--- BEGIN Record list ---

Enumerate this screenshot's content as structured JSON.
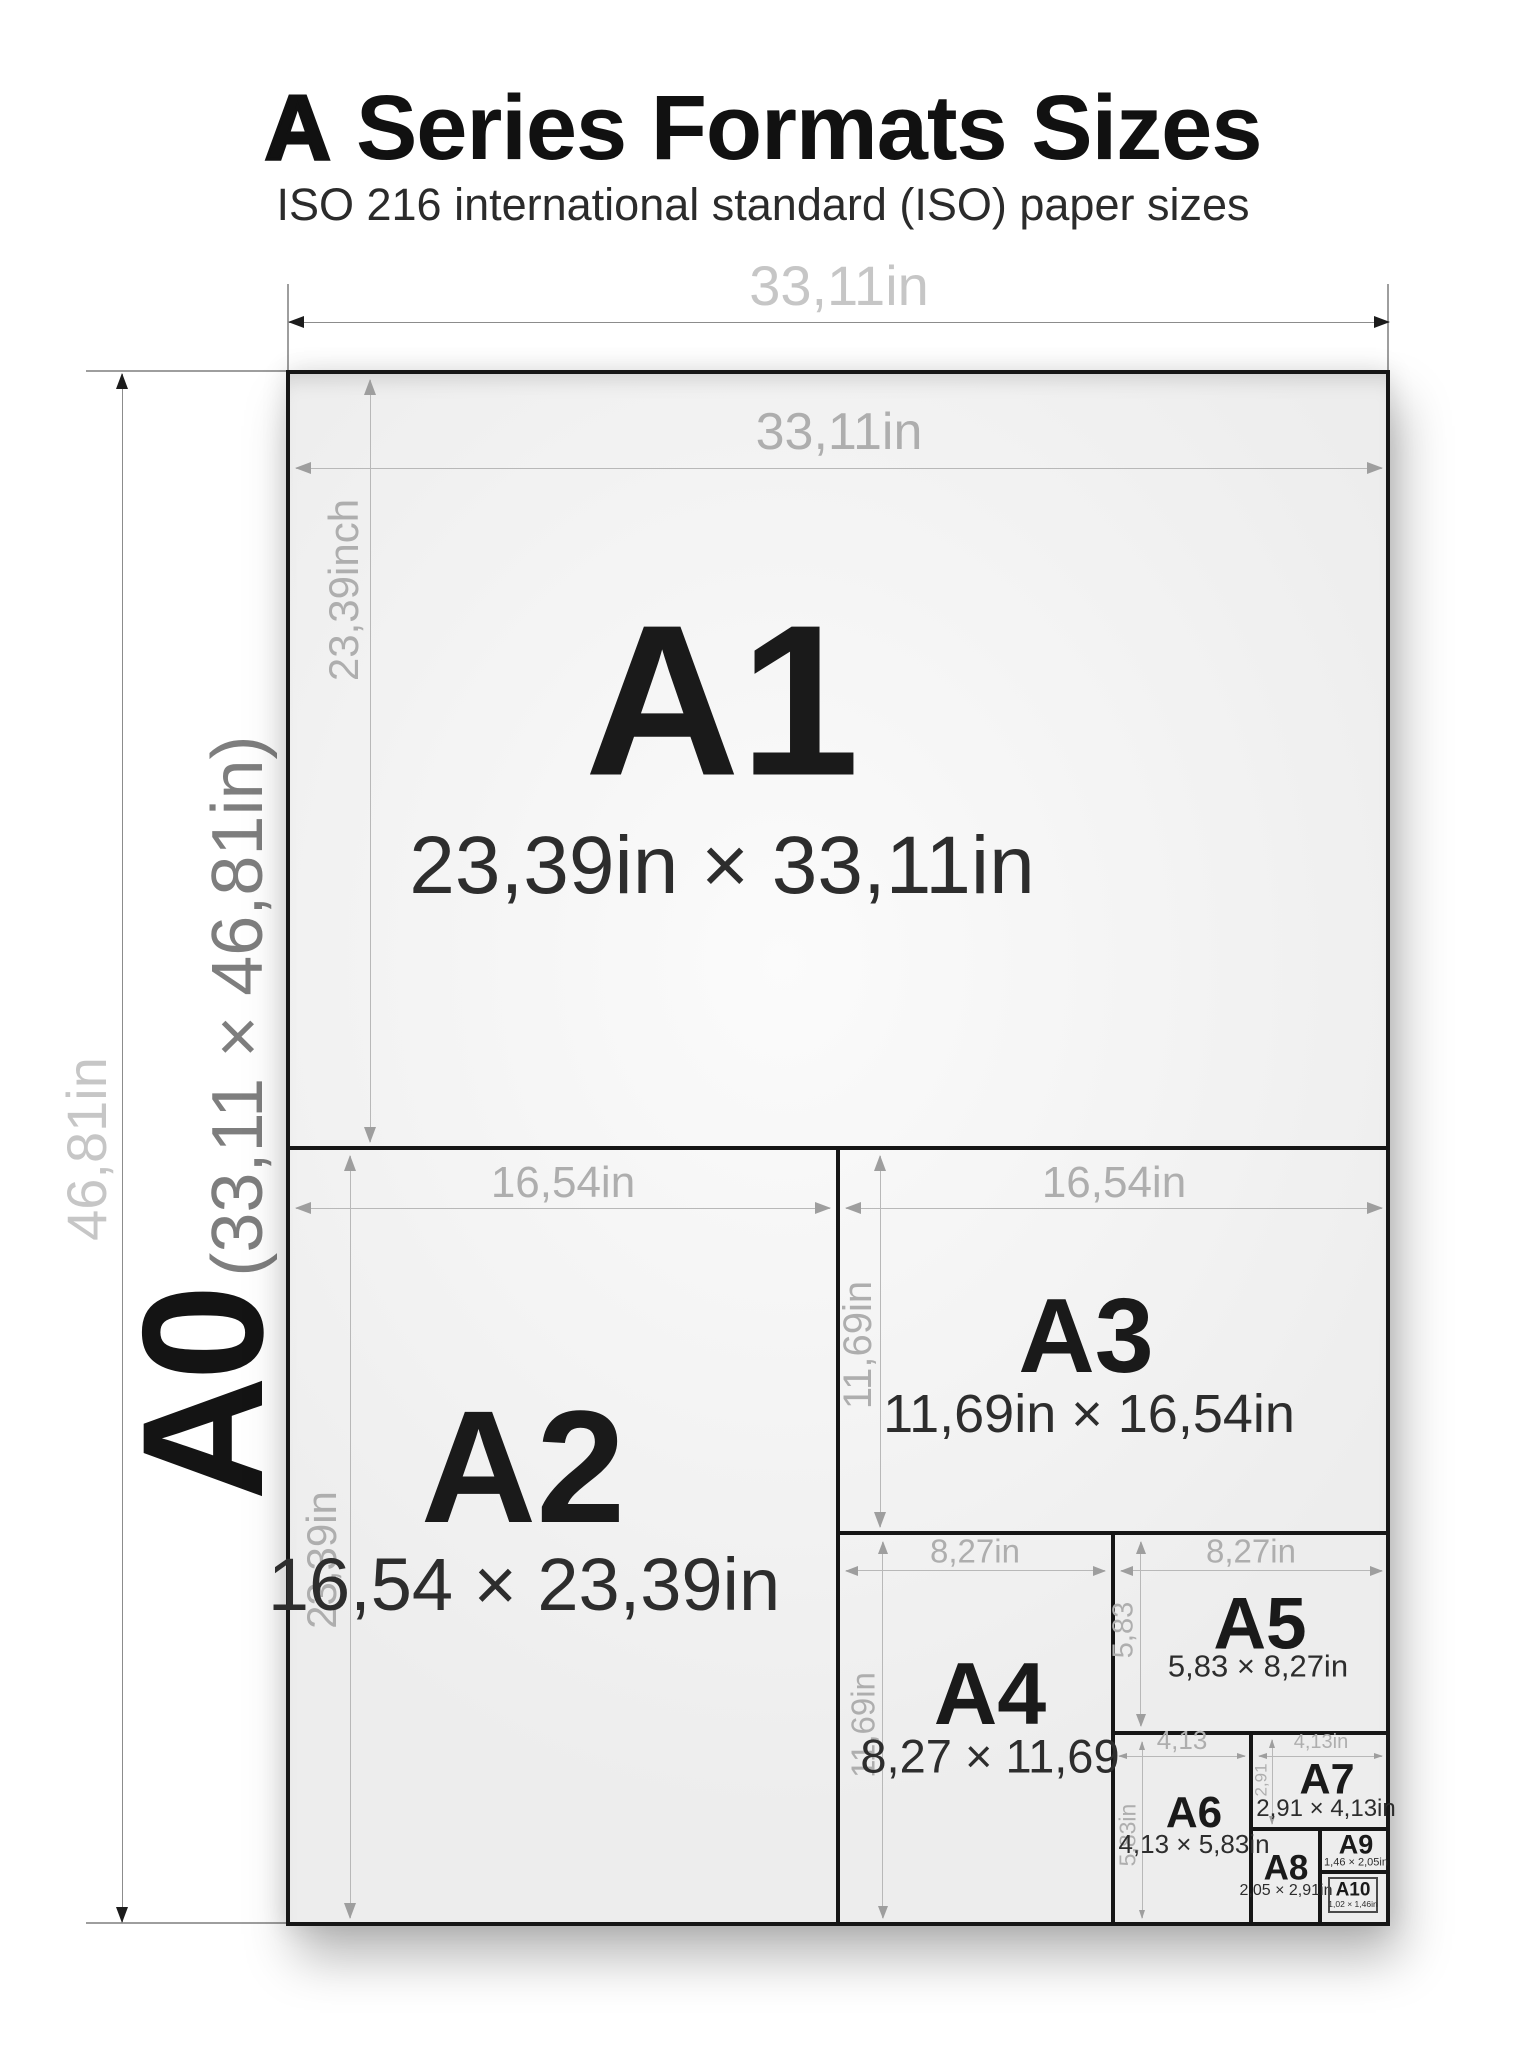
{
  "title": {
    "lead": "A",
    "rest": "Series Formats Sizes"
  },
  "subtitle": "ISO 216 international standard (ISO) paper sizes",
  "outer_dims": {
    "width": "33,11in",
    "height": "46,81in"
  },
  "a0": {
    "label": "A0",
    "dims": "(33,11 × 46,81in)"
  },
  "papers": [
    {
      "name": "A1",
      "size": "23,39in × 33,11in",
      "width_dim": "33,11in",
      "height_dim": "23,39inch"
    },
    {
      "name": "A2",
      "size": "16,54 × 23,39in",
      "width_dim": "16,54in",
      "height_dim": "23,39in"
    },
    {
      "name": "A3",
      "size": "11,69in × 16,54in",
      "width_dim": "16,54in",
      "height_dim": "11,69in"
    },
    {
      "name": "A4",
      "size": "8,27 × 11,69",
      "width_dim": "8,27in",
      "height_dim": "11,69in"
    },
    {
      "name": "A5",
      "size": "5,83 × 8,27in",
      "width_dim": "8,27in",
      "height_dim": "5,83"
    },
    {
      "name": "A6",
      "size": "4,13 × 5,83in",
      "width_dim": "4,13",
      "height_dim": "5,83in"
    },
    {
      "name": "A7",
      "size": "2,91 × 4,13in",
      "width_dim": "4,13in",
      "height_dim": "2,91"
    },
    {
      "name": "A8",
      "size": "2,05 × 2,91in"
    },
    {
      "name": "A9",
      "size": "1,46 × 2,05in"
    },
    {
      "name": "A10",
      "size": "1,02 × 1,46in"
    }
  ],
  "colors": {
    "border": "#161616",
    "paper_fill": "#f2f2f2",
    "inner_dim_line": "#b8b8b8",
    "inner_dim_text": "#aeaeae",
    "outer_dim_text": "#c6c6c6",
    "label_text": "#1a1a1a"
  }
}
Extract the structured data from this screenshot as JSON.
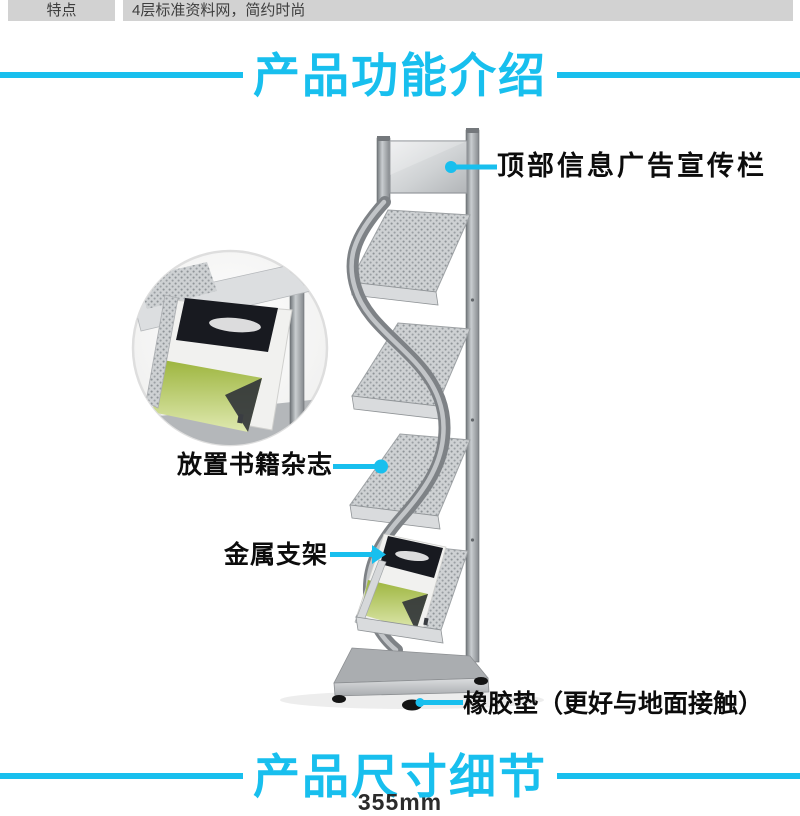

--- END Record list ---

*Directions for this task*
Search the data above for lines holding "structured" and copy each of them.

*Result below*
Enumerate this screenshot's content as structured JSON.
Extract the structured data from this screenshot as JSON.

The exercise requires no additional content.